_WHAT IS NEEDED_.
Reproduce the records that follow in full, excluding any picture they contain.

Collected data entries
--

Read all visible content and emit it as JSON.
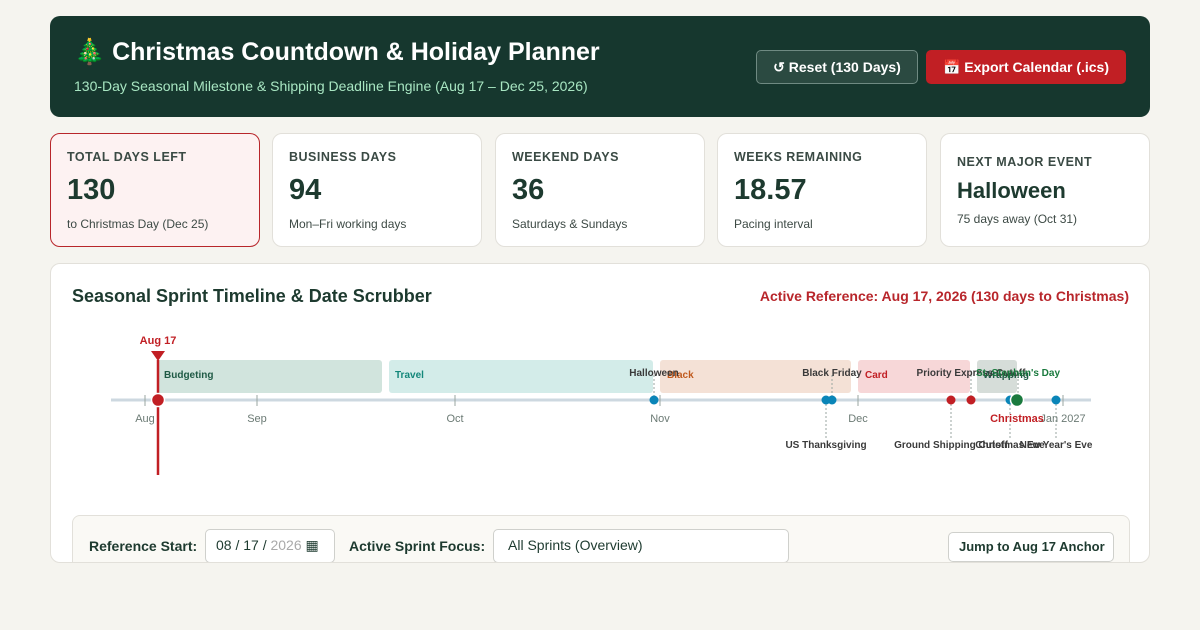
{
  "header": {
    "icon": "christmas-tree-icon",
    "tree_glyph": "🎄",
    "title": "Christmas Countdown & Holiday Planner",
    "subtitle": "130-Day Seasonal Milestone & Shipping Deadline Engine (Aug 17 – Dec 25, 2026)",
    "reset_label": "↺ Reset (130 Days)",
    "export_label": "📅 Export Calendar (.ics)"
  },
  "stats": [
    {
      "label": "TOTAL DAYS LEFT",
      "value": "130",
      "sub": "to Christmas Day (Dec 25)"
    },
    {
      "label": "BUSINESS DAYS",
      "value": "94",
      "sub": "Mon–Fri working days"
    },
    {
      "label": "WEEKEND DAYS",
      "value": "36",
      "sub": "Saturdays & Sundays"
    },
    {
      "label": "WEEKS REMAINING",
      "value": "18.57",
      "sub": "Pacing interval"
    },
    {
      "label": "NEXT MAJOR EVENT",
      "value": "Halloween",
      "sub": "75 days away (Oct 31)"
    }
  ],
  "timeline": {
    "title": "Seasonal Sprint Timeline & Date Scrubber",
    "active_reference": "Active Reference: Aug 17, 2026 (130 days to Christmas)",
    "scrubber_label": "Aug 17",
    "axis_labels": [
      "Aug",
      "Sep",
      "Oct",
      "Nov",
      "Dec",
      "Jan 2027"
    ],
    "sprints": [
      {
        "label": "Budgeting",
        "fill": "#d1e4dd",
        "text": "#1f5a45"
      },
      {
        "label": "Travel",
        "fill": "#d3ece9",
        "text": "#13877a"
      },
      {
        "label": "Black",
        "fill": "#f4e1d6",
        "text": "#c05a1e"
      },
      {
        "label": "Card",
        "fill": "#f7d7d8",
        "text": "#c11f24"
      },
      {
        "label": "Wrapping",
        "fill": "#d6ddd9",
        "text": "#1f5a45"
      }
    ],
    "events": [
      {
        "label": "Halloween",
        "color": "#0a85b8"
      },
      {
        "label": "US Thanksgiving",
        "color": "#0a85b8"
      },
      {
        "label": "Black Friday",
        "color": "#0a85b8"
      },
      {
        "label": "Ground Shipping Cutoff",
        "color": "#c11f24"
      },
      {
        "label": "Priority Express Cutoff",
        "color": "#c11f24"
      },
      {
        "label": "Christmas Eve",
        "color": "#0a85b8"
      },
      {
        "label": "Christmas",
        "color": "#1a7a3e"
      },
      {
        "label": "St. Stephen's Day",
        "color": "#0a85b8"
      },
      {
        "label": "New Year's Eve",
        "color": "#0a85b8"
      }
    ]
  },
  "controls": {
    "reference_label": "Reference Start:",
    "date_value": "08 / 17 /",
    "date_year": "2026",
    "date_icon": "calendar-icon",
    "focus_label": "Active Sprint Focus:",
    "focus_value": "All Sprints (Overview)",
    "jump_label": "Jump to Aug 17 Anchor"
  },
  "colors": {
    "header_bg": "#16372e",
    "accent_red": "#c11f24",
    "accent_green": "#1a7a3e",
    "event_blue": "#0a85b8"
  }
}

--

_WRITTEN REPLY_.
Read all visible content and emit it as JSON.
{
  "header": {
    "icon": "christmas-tree-icon",
    "tree_glyph": "🎄",
    "title": "Christmas Countdown & Holiday Planner",
    "subtitle": "130-Day Seasonal Milestone & Shipping Deadline Engine (Aug 17 – Dec 25, 2026)",
    "reset_label": "↺ Reset (130 Days)",
    "export_label": "📅 Export Calendar (.ics)"
  },
  "stats": [
    {
      "label": "TOTAL DAYS LEFT",
      "value": "130",
      "sub": "to Christmas Day (Dec 25)"
    },
    {
      "label": "BUSINESS DAYS",
      "value": "94",
      "sub": "Mon–Fri working days"
    },
    {
      "label": "WEEKEND DAYS",
      "value": "36",
      "sub": "Saturdays & Sundays"
    },
    {
      "label": "WEEKS REMAINING",
      "value": "18.57",
      "sub": "Pacing interval"
    },
    {
      "label": "NEXT MAJOR EVENT",
      "value": "Halloween",
      "sub": "75 days away (Oct 31)"
    }
  ],
  "timeline": {
    "title": "Seasonal Sprint Timeline & Date Scrubber",
    "active_reference": "Active Reference: Aug 17, 2026 (130 days to Christmas)",
    "scrubber_label": "Aug 17",
    "axis_labels": [
      "Aug",
      "Sep",
      "Oct",
      "Nov",
      "Dec",
      "Jan 2027"
    ],
    "sprints": [
      {
        "label": "Budgeting",
        "fill": "#d1e4dd",
        "text": "#1f5a45"
      },
      {
        "label": "Travel",
        "fill": "#d3ece9",
        "text": "#13877a"
      },
      {
        "label": "Black",
        "fill": "#f4e1d6",
        "text": "#c05a1e"
      },
      {
        "label": "Card",
        "fill": "#f7d7d8",
        "text": "#c11f24"
      },
      {
        "label": "Wrapping",
        "fill": "#d6ddd9",
        "text": "#1f5a45"
      }
    ],
    "events": [
      {
        "label": "Halloween",
        "color": "#0a85b8"
      },
      {
        "label": "US Thanksgiving",
        "color": "#0a85b8"
      },
      {
        "label": "Black Friday",
        "color": "#0a85b8"
      },
      {
        "label": "Ground Shipping Cutoff",
        "color": "#c11f24"
      },
      {
        "label": "Priority Express Cutoff",
        "color": "#c11f24"
      },
      {
        "label": "Christmas Eve",
        "color": "#0a85b8"
      },
      {
        "label": "Christmas",
        "color": "#1a7a3e"
      },
      {
        "label": "St. Stephen's Day",
        "color": "#0a85b8"
      },
      {
        "label": "New Year's Eve",
        "color": "#0a85b8"
      }
    ]
  },
  "controls": {
    "reference_label": "Reference Start:",
    "date_value": "08 / 17 /",
    "date_year": "2026",
    "date_icon": "calendar-icon",
    "focus_label": "Active Sprint Focus:",
    "focus_value": "All Sprints (Overview)",
    "jump_label": "Jump to Aug 17 Anchor"
  },
  "colors": {
    "header_bg": "#16372e",
    "accent_red": "#c11f24",
    "accent_green": "#1a7a3e",
    "event_blue": "#0a85b8"
  }
}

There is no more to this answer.